Texte source
· · ·

Hubert Doucet |
Mme C. D. doit subir une opération visant à corriger son prolapsus rectal récidivant, une sorte de hernie douloureuse qui cause de l'incontinence. Mais en raison de son âge, 89 ans, et de sa condition générale, le personnel médical hésite à l'opérer.
Ce cas, présenté par le responsable du programme de bioéthique, Hubert Doucet, à une quarantaine de personnes présentes au premier café de bioéthique, tenu à la librairie Olivieri le 8 février dernier, a suscité un vif débat entre les défenseurs de l'autonomie du patient et ceux qui s'inquiètent du coût des soins donnés aux personnes âgées. "Il ne faut pas oublier que plus de 10% du budget des soins de santé est consacré à la dernière année de vie", a souligné le maître de cérémonie.
Un argument qui a soulevé l'ire d'un participant. "Alors qu'on paie encore pour le maudit Stade olympique, je trouve odieux de parler des limites de notre budget de santé."

· · ·

Consigne 1
Répondez aux questions suivantes à partir de l'extrait sur le café de bioéthique.
(a) Quel âge a Mme C. D. ?
(b) Dans quel lieu s'est tenu le premier café de bioéthique ?
(c) Selon le maître de cérémonie, quelle part du budget des soins de santé est consacrée à la dernière année de vie ?
Consigne 2
Recopiez mot pour mot l'extrait sur le café de bioéthique, en commençant à « Ce cas, présenté » et en terminant à « maître de cérémonie. ».
La liste qui suit provient d'une source distincte.

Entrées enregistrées
· · ·

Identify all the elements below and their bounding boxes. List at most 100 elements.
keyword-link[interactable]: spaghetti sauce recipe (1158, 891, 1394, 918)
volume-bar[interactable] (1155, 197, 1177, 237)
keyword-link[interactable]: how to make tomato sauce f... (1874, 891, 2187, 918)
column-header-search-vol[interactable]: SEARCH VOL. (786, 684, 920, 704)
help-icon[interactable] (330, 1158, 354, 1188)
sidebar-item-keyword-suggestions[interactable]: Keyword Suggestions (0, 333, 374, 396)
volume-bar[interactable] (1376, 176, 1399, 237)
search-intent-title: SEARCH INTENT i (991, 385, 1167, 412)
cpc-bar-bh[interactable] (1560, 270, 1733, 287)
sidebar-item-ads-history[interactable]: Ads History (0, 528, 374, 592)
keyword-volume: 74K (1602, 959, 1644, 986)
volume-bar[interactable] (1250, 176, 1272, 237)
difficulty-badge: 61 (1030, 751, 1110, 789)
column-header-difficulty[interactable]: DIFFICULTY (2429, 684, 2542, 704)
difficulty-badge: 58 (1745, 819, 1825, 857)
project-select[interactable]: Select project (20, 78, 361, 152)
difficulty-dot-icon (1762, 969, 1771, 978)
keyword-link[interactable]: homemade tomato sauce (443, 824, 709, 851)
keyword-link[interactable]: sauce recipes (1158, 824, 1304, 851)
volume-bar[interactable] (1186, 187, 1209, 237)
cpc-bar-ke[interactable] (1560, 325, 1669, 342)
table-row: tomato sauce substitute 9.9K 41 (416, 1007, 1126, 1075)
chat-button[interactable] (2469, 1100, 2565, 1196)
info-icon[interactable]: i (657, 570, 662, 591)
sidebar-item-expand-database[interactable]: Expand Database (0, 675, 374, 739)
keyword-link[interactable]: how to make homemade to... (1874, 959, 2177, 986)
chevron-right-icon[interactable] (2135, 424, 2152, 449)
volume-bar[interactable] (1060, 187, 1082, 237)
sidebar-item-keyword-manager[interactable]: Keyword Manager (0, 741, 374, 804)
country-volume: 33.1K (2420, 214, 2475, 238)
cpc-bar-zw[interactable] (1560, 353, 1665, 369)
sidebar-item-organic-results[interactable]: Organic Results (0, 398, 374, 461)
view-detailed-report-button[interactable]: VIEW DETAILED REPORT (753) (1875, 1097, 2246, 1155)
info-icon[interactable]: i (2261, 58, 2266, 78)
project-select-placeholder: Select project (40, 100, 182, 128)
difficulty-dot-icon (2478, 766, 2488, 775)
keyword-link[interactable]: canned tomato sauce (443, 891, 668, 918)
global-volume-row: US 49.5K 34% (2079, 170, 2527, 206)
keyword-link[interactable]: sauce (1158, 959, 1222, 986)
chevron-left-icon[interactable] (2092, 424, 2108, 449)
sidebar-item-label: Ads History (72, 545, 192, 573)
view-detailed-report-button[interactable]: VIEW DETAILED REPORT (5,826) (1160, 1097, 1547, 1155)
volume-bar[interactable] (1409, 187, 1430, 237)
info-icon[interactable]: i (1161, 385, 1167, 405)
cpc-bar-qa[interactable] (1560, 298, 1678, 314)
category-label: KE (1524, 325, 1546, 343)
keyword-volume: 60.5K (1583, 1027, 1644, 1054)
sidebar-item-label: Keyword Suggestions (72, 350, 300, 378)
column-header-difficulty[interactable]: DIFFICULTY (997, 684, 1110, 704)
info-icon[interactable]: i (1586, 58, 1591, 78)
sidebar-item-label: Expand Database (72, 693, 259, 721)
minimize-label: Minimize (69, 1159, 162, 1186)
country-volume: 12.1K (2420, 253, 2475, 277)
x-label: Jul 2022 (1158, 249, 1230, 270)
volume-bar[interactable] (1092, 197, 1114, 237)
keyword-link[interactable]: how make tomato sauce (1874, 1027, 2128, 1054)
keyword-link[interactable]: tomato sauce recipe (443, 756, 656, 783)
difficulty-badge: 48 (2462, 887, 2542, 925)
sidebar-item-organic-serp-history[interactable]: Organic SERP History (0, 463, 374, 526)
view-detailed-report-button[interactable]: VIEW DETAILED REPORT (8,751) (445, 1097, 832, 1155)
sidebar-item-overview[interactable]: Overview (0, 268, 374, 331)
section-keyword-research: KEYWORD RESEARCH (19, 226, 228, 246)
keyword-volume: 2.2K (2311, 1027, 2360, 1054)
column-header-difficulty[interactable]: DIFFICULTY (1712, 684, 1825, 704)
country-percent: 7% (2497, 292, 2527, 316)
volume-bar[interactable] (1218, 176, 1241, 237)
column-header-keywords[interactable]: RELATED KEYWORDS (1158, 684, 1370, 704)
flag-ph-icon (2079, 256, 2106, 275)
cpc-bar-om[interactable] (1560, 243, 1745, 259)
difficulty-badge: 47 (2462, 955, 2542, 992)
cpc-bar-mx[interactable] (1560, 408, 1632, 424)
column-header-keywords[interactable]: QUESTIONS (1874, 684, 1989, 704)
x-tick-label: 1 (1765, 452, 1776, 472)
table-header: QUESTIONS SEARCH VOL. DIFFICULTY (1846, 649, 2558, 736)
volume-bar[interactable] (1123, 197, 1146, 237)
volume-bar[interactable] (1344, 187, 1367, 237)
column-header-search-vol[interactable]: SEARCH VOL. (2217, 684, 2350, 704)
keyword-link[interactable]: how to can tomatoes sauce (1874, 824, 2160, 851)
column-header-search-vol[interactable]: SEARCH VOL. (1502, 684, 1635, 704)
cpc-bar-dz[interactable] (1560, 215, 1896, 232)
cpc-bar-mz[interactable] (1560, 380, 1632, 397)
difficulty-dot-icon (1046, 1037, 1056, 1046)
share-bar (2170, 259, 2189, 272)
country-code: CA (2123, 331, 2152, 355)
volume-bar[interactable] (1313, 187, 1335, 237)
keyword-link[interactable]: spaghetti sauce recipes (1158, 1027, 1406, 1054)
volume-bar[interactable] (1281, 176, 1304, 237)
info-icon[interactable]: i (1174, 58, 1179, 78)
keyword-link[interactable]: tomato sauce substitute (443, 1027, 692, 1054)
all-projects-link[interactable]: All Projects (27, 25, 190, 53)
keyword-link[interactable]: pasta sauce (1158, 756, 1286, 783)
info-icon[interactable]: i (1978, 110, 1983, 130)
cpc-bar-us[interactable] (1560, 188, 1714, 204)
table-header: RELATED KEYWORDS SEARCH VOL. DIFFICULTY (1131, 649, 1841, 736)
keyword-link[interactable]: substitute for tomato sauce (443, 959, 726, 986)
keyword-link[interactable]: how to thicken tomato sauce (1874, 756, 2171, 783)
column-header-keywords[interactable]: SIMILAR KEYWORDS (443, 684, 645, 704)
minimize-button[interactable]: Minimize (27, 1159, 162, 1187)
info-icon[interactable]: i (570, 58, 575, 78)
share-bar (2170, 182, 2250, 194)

· · ·

Espace réponse 1
(a) 89 ans.
(b) À la librairie Olivieri.
(c) Plus de 10 %.

Espace réponse 2
Ce cas, présenté par le responsable du programme de bioéthique, Hubert Doucet, à une quarantaine de personnes présentes au premier café de bioéthique, tenu à la librairie Olivieri le 8 février dernier, a suscité un vif débat entre les défenseurs de l'autonomie du patient et ceux qui s'inquiètent du coût des soins donnés aux personnes âgées. "Il ne faut pas oublier que plus de 10% du budget des soins de santé est consacré à la dernière année de vie", a souligné le maître de cérémonie.